Data items:

· · · · · · ·

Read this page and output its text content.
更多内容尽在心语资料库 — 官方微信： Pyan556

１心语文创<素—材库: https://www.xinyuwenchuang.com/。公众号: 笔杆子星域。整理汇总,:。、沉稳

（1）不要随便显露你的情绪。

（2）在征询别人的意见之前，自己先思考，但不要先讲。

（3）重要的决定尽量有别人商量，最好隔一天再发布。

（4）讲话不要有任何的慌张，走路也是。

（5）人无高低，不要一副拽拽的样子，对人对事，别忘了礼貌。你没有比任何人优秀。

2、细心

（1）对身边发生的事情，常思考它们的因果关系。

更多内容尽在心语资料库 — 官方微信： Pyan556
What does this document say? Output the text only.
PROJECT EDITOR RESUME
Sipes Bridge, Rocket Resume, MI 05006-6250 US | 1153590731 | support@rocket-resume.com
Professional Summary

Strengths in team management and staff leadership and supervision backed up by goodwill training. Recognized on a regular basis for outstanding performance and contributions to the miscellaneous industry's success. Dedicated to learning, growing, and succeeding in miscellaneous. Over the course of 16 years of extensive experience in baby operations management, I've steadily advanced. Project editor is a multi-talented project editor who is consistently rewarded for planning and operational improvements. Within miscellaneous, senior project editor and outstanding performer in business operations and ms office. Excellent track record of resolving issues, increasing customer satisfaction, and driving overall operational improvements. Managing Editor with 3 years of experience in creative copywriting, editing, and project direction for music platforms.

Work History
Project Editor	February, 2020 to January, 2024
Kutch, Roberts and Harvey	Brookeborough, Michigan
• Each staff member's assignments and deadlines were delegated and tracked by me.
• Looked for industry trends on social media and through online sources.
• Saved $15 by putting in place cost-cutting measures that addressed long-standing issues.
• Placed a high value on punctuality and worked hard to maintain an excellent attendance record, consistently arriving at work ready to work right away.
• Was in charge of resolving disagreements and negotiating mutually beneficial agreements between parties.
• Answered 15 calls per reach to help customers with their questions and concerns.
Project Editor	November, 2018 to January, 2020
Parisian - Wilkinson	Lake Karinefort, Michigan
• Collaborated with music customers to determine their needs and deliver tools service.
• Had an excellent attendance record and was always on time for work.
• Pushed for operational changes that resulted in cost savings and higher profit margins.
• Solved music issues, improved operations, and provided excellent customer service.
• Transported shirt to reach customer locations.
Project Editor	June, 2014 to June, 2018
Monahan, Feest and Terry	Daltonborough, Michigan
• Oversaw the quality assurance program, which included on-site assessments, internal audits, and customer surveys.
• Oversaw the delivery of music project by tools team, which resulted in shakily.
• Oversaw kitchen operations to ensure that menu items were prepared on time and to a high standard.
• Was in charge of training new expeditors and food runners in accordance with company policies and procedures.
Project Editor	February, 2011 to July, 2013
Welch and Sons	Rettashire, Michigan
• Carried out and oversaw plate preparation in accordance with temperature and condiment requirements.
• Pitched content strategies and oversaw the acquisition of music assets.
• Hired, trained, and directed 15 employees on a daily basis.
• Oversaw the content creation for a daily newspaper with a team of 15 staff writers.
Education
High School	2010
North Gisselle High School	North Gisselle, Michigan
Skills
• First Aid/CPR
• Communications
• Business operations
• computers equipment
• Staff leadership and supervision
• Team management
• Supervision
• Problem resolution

· · · · · · ·

Instructions to follow »
Using the listing, collect all lines in which the string "February" is found.

Finished task »
Project Editor	February, 2020 to January, 2024
Project Editor	February, 2011 to July, 2013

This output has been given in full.